** WHAT YOU HAVE TO DO **
Look through the records below and collect all lines that hold the string "name".

Stored items from a collection:
--- START ---

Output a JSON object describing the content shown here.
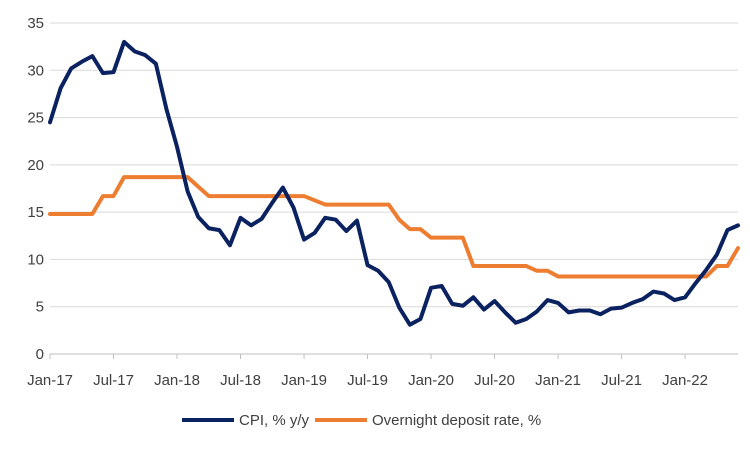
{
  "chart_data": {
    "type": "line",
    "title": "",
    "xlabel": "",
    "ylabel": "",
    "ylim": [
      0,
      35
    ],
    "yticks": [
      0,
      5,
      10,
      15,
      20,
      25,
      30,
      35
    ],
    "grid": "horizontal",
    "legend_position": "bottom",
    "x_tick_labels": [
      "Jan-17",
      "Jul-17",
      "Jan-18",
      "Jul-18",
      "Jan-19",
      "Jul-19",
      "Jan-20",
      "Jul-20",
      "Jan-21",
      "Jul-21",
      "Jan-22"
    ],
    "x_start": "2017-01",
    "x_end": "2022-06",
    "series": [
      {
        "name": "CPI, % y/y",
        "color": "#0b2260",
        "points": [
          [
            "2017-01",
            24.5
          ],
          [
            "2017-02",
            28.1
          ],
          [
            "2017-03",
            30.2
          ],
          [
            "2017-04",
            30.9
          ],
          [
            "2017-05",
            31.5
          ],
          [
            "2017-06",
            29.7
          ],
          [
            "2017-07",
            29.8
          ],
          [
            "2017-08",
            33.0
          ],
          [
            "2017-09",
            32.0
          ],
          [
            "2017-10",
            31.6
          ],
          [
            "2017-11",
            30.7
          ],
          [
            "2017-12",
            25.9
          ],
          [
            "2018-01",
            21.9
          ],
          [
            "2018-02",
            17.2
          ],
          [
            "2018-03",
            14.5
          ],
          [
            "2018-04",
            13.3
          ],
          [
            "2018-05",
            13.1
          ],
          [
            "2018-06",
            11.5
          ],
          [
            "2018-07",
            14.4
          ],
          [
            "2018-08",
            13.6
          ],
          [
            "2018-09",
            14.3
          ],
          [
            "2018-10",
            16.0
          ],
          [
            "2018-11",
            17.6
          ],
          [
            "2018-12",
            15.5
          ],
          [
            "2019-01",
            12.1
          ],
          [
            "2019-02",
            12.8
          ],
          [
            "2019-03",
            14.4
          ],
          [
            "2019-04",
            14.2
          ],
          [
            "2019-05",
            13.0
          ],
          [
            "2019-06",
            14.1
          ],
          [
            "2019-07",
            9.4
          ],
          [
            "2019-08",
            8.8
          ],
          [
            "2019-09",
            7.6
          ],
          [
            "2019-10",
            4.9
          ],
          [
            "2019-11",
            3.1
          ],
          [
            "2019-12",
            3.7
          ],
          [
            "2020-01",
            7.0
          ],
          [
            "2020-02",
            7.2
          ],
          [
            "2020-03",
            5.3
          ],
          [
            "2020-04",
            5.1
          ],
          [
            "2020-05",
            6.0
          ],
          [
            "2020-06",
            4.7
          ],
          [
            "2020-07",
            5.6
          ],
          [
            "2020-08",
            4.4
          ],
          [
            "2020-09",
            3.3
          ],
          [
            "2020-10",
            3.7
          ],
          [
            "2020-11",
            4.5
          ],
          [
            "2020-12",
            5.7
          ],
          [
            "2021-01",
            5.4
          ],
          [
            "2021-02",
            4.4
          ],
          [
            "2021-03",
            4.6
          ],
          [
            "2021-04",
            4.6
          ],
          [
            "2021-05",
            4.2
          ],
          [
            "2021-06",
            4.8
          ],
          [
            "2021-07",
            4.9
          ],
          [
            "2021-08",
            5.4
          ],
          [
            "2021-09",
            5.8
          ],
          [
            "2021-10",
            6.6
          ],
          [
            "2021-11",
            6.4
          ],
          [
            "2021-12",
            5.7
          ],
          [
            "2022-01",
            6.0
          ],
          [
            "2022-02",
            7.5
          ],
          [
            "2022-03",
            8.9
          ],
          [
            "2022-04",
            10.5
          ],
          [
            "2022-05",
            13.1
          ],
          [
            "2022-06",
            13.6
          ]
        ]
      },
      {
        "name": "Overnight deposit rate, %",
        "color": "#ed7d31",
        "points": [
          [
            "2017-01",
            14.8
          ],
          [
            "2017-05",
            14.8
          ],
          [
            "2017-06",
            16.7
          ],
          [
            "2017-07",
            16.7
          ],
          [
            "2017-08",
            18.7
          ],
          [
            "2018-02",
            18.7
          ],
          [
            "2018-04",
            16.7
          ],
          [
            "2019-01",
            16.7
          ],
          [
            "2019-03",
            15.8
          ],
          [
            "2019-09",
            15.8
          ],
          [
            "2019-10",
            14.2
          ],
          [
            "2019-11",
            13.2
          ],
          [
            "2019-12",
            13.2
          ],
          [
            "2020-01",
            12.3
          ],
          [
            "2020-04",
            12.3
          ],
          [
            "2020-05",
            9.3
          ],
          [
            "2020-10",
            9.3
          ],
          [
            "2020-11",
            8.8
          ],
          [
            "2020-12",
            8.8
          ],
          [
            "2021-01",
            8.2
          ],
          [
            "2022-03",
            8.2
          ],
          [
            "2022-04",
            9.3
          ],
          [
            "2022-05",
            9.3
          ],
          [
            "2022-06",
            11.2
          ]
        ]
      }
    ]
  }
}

--- END ---

** RESULT BELOW **
        "name": "CPI, % y/y",
        "name": "Overnight deposit rate, %",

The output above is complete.